─── Records for the task
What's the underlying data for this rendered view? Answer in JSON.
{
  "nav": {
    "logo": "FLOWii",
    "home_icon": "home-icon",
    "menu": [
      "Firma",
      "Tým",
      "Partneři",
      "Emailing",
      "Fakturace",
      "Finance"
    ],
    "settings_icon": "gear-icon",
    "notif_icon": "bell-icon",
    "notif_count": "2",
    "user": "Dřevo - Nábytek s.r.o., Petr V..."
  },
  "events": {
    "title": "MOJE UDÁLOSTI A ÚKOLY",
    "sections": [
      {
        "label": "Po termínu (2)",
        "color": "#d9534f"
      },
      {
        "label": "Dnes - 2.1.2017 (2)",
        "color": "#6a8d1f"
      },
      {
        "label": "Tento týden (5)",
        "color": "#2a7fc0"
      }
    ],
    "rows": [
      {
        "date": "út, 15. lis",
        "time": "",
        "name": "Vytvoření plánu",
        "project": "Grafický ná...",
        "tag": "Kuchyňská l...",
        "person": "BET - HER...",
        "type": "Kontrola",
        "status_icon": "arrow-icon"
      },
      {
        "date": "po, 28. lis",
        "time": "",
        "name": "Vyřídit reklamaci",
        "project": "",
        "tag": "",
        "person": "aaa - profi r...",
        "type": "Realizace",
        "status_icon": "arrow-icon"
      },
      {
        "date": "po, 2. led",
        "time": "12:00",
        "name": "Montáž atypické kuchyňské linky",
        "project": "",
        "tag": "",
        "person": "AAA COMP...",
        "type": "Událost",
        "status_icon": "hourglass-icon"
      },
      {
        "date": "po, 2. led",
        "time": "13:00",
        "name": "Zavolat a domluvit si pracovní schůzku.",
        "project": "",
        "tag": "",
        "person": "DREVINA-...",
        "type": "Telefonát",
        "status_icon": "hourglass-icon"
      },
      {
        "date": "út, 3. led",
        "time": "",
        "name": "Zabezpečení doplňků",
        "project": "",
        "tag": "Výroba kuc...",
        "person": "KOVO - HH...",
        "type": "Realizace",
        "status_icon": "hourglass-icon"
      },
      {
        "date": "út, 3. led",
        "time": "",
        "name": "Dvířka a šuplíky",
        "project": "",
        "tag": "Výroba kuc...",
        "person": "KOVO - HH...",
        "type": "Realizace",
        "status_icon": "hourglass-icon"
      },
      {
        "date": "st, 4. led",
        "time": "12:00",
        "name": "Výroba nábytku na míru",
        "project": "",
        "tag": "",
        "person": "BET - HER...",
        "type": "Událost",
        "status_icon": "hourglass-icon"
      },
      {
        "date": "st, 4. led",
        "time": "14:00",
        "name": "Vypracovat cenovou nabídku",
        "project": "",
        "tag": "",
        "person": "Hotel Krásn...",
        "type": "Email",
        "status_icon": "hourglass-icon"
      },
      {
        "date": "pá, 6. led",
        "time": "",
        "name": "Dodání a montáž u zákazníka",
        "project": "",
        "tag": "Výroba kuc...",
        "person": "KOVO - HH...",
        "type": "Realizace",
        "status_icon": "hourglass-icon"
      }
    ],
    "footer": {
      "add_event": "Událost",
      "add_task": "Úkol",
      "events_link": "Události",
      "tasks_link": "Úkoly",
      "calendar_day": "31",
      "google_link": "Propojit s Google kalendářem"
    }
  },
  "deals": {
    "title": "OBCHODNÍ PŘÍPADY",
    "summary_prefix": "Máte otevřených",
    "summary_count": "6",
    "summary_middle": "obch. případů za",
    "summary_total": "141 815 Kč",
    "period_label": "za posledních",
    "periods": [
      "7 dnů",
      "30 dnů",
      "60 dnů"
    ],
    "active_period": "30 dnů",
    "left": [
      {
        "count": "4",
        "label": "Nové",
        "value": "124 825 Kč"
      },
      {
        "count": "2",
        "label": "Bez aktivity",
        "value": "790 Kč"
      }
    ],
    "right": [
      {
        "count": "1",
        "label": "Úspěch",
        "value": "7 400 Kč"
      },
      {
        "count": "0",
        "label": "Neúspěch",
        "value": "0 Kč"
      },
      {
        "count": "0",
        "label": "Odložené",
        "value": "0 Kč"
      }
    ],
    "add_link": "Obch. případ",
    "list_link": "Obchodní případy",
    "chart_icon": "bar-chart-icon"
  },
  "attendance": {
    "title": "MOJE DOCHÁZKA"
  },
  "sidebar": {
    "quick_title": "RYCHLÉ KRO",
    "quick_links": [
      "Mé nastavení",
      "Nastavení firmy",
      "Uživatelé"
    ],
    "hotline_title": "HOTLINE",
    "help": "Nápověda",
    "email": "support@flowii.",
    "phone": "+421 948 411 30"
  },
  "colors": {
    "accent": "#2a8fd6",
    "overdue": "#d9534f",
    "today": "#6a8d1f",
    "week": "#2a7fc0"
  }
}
──────
Repeat all entries. Match them exactly.

▸ **The output**
What's the underlying data for this rendered view? Answer in JSON.
{
  "nav": {
    "logo": "FLOWii",
    "home_icon": "home-icon",
    "menu": [
      "Firma",
      "Tým",
      "Partneři",
      "Emailing",
      "Fakturace",
      "Finance"
    ],
    "settings_icon": "gear-icon",
    "notif_icon": "bell-icon",
    "notif_count": "2",
    "user": "Dřevo - Nábytek s.r.o., Petr V..."
  },
  "events": {
    "title": "MOJE UDÁLOSTI A ÚKOLY",
    "sections": [
      {
        "label": "Po termínu (2)",
        "color": "#d9534f"
      },
      {
        "label": "Dnes - 2.1.2017 (2)",
        "color": "#6a8d1f"
      },
      {
        "label": "Tento týden (5)",
        "color": "#2a7fc0"
      }
    ],
    "rows": [
      {
        "date": "út, 15. lis",
        "time": "",
        "name": "Vytvoření plánu",
        "project": "Grafický ná...",
        "tag": "Kuchyňská l...",
        "person": "BET - HER...",
        "type": "Kontrola",
        "status_icon": "arrow-icon"
      },
      {
        "date": "po, 28. lis",
        "time": "",
        "name": "Vyřídit reklamaci",
        "project": "",
        "tag": "",
        "person": "aaa - profi r...",
        "type": "Realizace",
        "status_icon": "arrow-icon"
      },
      {
        "date": "po, 2. led",
        "time": "12:00",
        "name": "Montáž atypické kuchyňské linky",
        "project": "",
        "tag": "",
        "person": "AAA COMP...",
        "type": "Událost",
        "status_icon": "hourglass-icon"
      },
      {
        "date": "po, 2. led",
        "time": "13:00",
        "name": "Zavolat a domluvit si pracovní schůzku.",
        "project": "",
        "tag": "",
        "person": "DREVINA-...",
        "type": "Telefonát",
        "status_icon": "hourglass-icon"
      },
      {
        "date": "út, 3. led",
        "time": "",
        "name": "Zabezpečení doplňků",
        "project": "",
        "tag": "Výroba kuc...",
        "person": "KOVO - HH...",
        "type": "Realizace",
        "status_icon": "hourglass-icon"
      },
      {
        "date": "út, 3. led",
        "time": "",
        "name": "Dvířka a šuplíky",
        "project": "",
        "tag": "Výroba kuc...",
        "person": "KOVO - HH...",
        "type": "Realizace",
        "status_icon": "hourglass-icon"
      },
      {
        "date": "st, 4. led",
        "time": "12:00",
        "name": "Výroba nábytku na míru",
        "project": "",
        "tag": "",
        "person": "BET - HER...",
        "type": "Událost",
        "status_icon": "hourglass-icon"
      },
      {
        "date": "st, 4. led",
        "time": "14:00",
        "name": "Vypracovat cenovou nabídku",
        "project": "",
        "tag": "",
        "person": "Hotel Krásn...",
        "type": "Email",
        "status_icon": "hourglass-icon"
      },
      {
        "date": "pá, 6. led",
        "time": "",
        "name": "Dodání a montáž u zákazníka",
        "project": "",
        "tag": "Výroba kuc...",
        "person": "KOVO - HH...",
        "type": "Realizace",
        "status_icon": "hourglass-icon"
      }
    ],
    "footer": {
      "add_event": "Událost",
      "add_task": "Úkol",
      "events_link": "Události",
      "tasks_link": "Úkoly",
      "calendar_day": "31",
      "google_link": "Propojit s Google kalendářem"
    }
  },
  "deals": {
    "title": "OBCHODNÍ PŘÍPADY",
    "summary_prefix": "Máte otevřených",
    "summary_count": "6",
    "summary_middle": "obch. případů za",
    "summary_total": "141 815 Kč",
    "period_label": "za posledních",
    "periods": [
      "7 dnů",
      "30 dnů",
      "60 dnů"
    ],
    "active_period": "30 dnů",
    "left": [
      {
        "count": "4",
        "label": "Nové",
        "value": "124 825 Kč"
      },
      {
        "count": "2",
        "label": "Bez aktivity",
        "value": "790 Kč"
      }
    ],
    "right": [
      {
        "count": "1",
        "label": "Úspěch",
        "value": "7 400 Kč"
      },
      {
        "count": "0",
        "label": "Neúspěch",
        "value": "0 Kč"
      },
      {
        "count": "0",
        "label": "Odložené",
        "value": "0 Kč"
      }
    ],
    "add_link": "Obch. případ",
    "list_link": "Obchodní případy",
    "chart_icon": "bar-chart-icon"
  },
  "attendance": {
    "title": "MOJE DOCHÁZKA"
  },
  "sidebar": {
    "quick_title": "RYCHLÉ KRO",
    "quick_links": [
      "Mé nastavení",
      "Nastavení firmy",
      "Uživatelé"
    ],
    "hotline_title": "HOTLINE",
    "help": "Nápověda",
    "email": "support@flowii.",
    "phone": "+421 948 411 30"
  },
  "colors": {
    "accent": "#2a8fd6",
    "overdue": "#d9534f",
    "today": "#6a8d1f",
    "week": "#2a7fc0"
  }
}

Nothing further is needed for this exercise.